## Task details
In the copy, keep every record exact and leave out all images.

>> Start Dataset excerpts

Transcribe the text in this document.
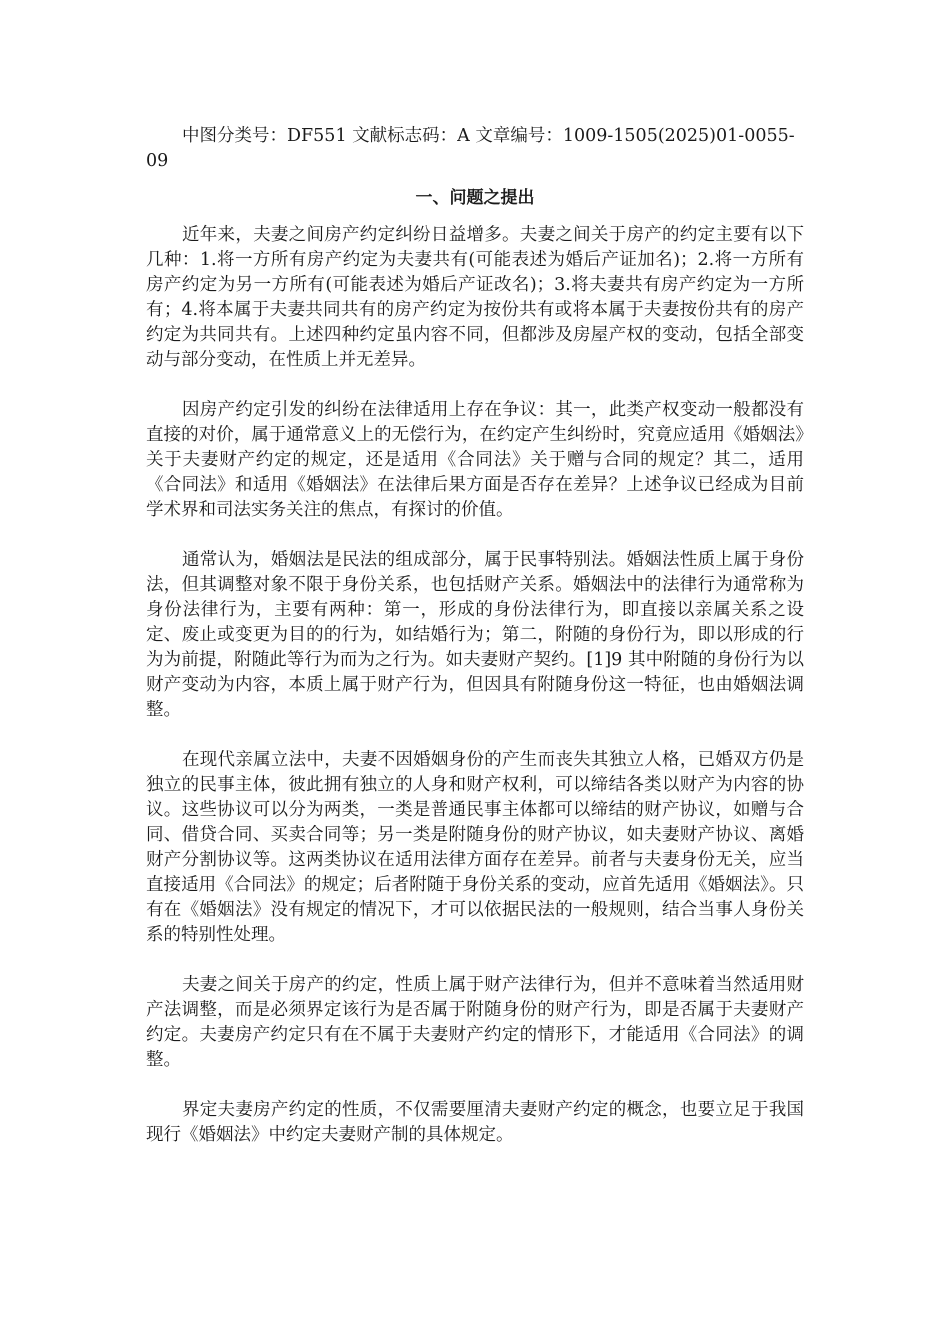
中图分类号：DF551 文献标志码：A 文章编号：1009-1505(2025)01-0055-09

一、问题之提出

近年来，夫妻之间房产约定纠纷日益增多。夫妻之间关于房产的约定主要有以下几种：1.将一方所有房产约定为夫妻共有(可能表述为婚后产证加名)；2.将一方所有房产约定为另一方所有(可能表述为婚后产证改名)；3.将夫妻共有房产约定为一方所有；4.将本属于夫妻共同共有的房产约定为按份共有或将本属于夫妻按份共有的房产约定为共同共有。上述四种约定虽内容不同，但都涉及房屋产权的变动，包括全部变动与部分变动，在性质上并无差异。

因房产约定引发的纠纷在法律适用上存在争议：其一，此类产权变动一般都没有直接的对价，属于通常意义上的无偿行为，在约定产生纠纷时，究竟应适用《婚姻法》关于夫妻财产约定的规定，还是适用《合同法》关于赠与合同的规定？其二，适用《合同法》和适用《婚姻法》在法律后果方面是否存在差异？上述争议已经成为目前学术界和司法实务关注的焦点，有探讨的价值。

通常认为，婚姻法是民法的组成部分，属于民事特别法。婚姻法性质上属于身份法，但其调整对象不限于身份关系，也包括财产关系。婚姻法中的法律行为通常称为身份法律行为，主要有两种：第一，形成的身份法律行为，即直接以亲属关系之设定、废止或变更为目的的行为，如结婚行为；第二，附随的身份行为，即以形成的行为为前提，附随此等行为而为之行为。如夫妻财产契约。[1]9 其中附随的身份行为以财产变动为内容，本质上属于财产行为，但因具有附随身份这一特征，也由婚姻法调整。

在现代亲属立法中，夫妻不因婚姻身份的产生而丧失其独立人格，已婚双方仍是独立的民事主体，彼此拥有独立的人身和财产权利，可以缔结各类以财产为内容的协议。这些协议可以分为两类，一类是普通民事主体都可以缔结的财产协议，如赠与合同、借贷合同、买卖合同等；另一类是附随身份的财产协议，如夫妻财产协议、离婚财产分割协议等。这两类协议在适用法律方面存在差异。前者与夫妻身份无关，应当直接适用《合同法》的规定；后者附随于身份关系的变动，应首先适用《婚姻法》。只有在《婚姻法》没有规定的情况下，才可以依据民法的一般规则，结合当事人身份关系的特别性处理。

夫妻之间关于房产的约定，性质上属于财产法律行为，但并不意味着当然适用财产法调整，而是必须界定该行为是否属于附随身份的财产行为，即是否属于夫妻财产约定。夫妻房产约定只有在不属于夫妻财产约定的情形下，才能适用《合同法》的调整。

界定夫妻房产约定的性质，不仅需要厘清夫妻财产约定的概念，也要立足于我国现行《婚姻法》中约定夫妻财产制的具体规定。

>> End Dataset excerpts

## Expected answer
Transcribe the text in this document.
中图分类号：DF551 文献标志码：A 文章编号：1009-1505(2025)01-0055-09

一、问题之提出

近年来，夫妻之间房产约定纠纷日益增多。夫妻之间关于房产的约定主要有以下几种：1.将一方所有房产约定为夫妻共有(可能表述为婚后产证加名)；2.将一方所有房产约定为另一方所有(可能表述为婚后产证改名)；3.将夫妻共有房产约定为一方所有；4.将本属于夫妻共同共有的房产约定为按份共有或将本属于夫妻按份共有的房产约定为共同共有。上述四种约定虽内容不同，但都涉及房屋产权的变动，包括全部变动与部分变动，在性质上并无差异。

因房产约定引发的纠纷在法律适用上存在争议：其一，此类产权变动一般都没有直接的对价，属于通常意义上的无偿行为，在约定产生纠纷时，究竟应适用《婚姻法》关于夫妻财产约定的规定，还是适用《合同法》关于赠与合同的规定？其二，适用《合同法》和适用《婚姻法》在法律后果方面是否存在差异？上述争议已经成为目前学术界和司法实务关注的焦点，有探讨的价值。

通常认为，婚姻法是民法的组成部分，属于民事特别法。婚姻法性质上属于身份法，但其调整对象不限于身份关系，也包括财产关系。婚姻法中的法律行为通常称为身份法律行为，主要有两种：第一，形成的身份法律行为，即直接以亲属关系之设定、废止或变更为目的的行为，如结婚行为；第二，附随的身份行为，即以形成的行为为前提，附随此等行为而为之行为。如夫妻财产契约。[1]9 其中附随的身份行为以财产变动为内容，本质上属于财产行为，但因具有附随身份这一特征，也由婚姻法调整。

在现代亲属立法中，夫妻不因婚姻身份的产生而丧失其独立人格，已婚双方仍是独立的民事主体，彼此拥有独立的人身和财产权利，可以缔结各类以财产为内容的协议。这些协议可以分为两类，一类是普通民事主体都可以缔结的财产协议，如赠与合同、借贷合同、买卖合同等；另一类是附随身份的财产协议，如夫妻财产协议、离婚财产分割协议等。这两类协议在适用法律方面存在差异。前者与夫妻身份无关，应当直接适用《合同法》的规定；后者附随于身份关系的变动，应首先适用《婚姻法》。只有在《婚姻法》没有规定的情况下，才可以依据民法的一般规则，结合当事人身份关系的特别性处理。

夫妻之间关于房产的约定，性质上属于财产法律行为，但并不意味着当然适用财产法调整，而是必须界定该行为是否属于附随身份的财产行为，即是否属于夫妻财产约定。夫妻房产约定只有在不属于夫妻财产约定的情形下，才能适用《合同法》的调整。

界定夫妻房产约定的性质，不仅需要厘清夫妻财产约定的概念，也要立足于我国现行《婚姻法》中约定夫妻财产制的具体规定。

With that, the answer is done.